=== EXCERPTED DATA ===
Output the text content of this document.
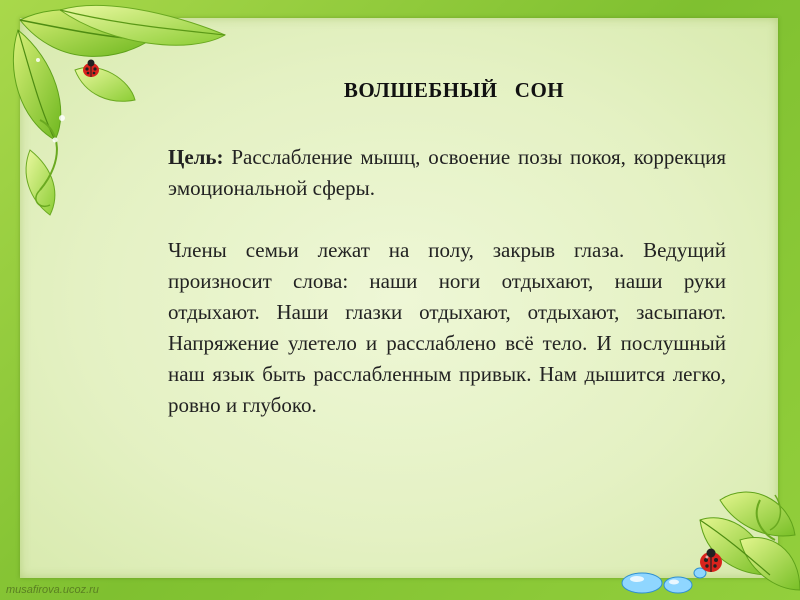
ВОЛШЕБНЫЙ   СОН

Цель: Расслабление мышц, освоение позы покоя, коррекция эмоциональной сферы.

Члены семьи лежат на полу, закрыв глаза. Ведущий произносит слова: наши ноги отдыхают, наши руки отдыхают. Наши глазки отдыхают, отдыхают, засыпают. Напряжение улетело и расслаблено всё тело. И послушный наш язык быть расслабленным привык. Нам дышится легко, ровно и глубоко.

musafirova.ucoz.ru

=== GIVEN INSTRUCTION ===
Reproduce the entries above without change, omitting all pictures.

=== WRITTEN ANSWER ===
Output the text content of this document.
ВОЛШЕБНЫЙ   СОН

Цель: Расслабление мышц, освоение позы покоя, коррекция эмоциональной сферы.

Члены семьи лежат на полу, закрыв глаза. Ведущий произносит слова: наши ноги отдыхают, наши руки отдыхают. Наши глазки отдыхают, отдыхают, засыпают. Напряжение улетело и расслаблено всё тело. И послушный наш язык быть расслабленным привык. Нам дышится легко, ровно и глубоко.

musafirova.ucoz.ru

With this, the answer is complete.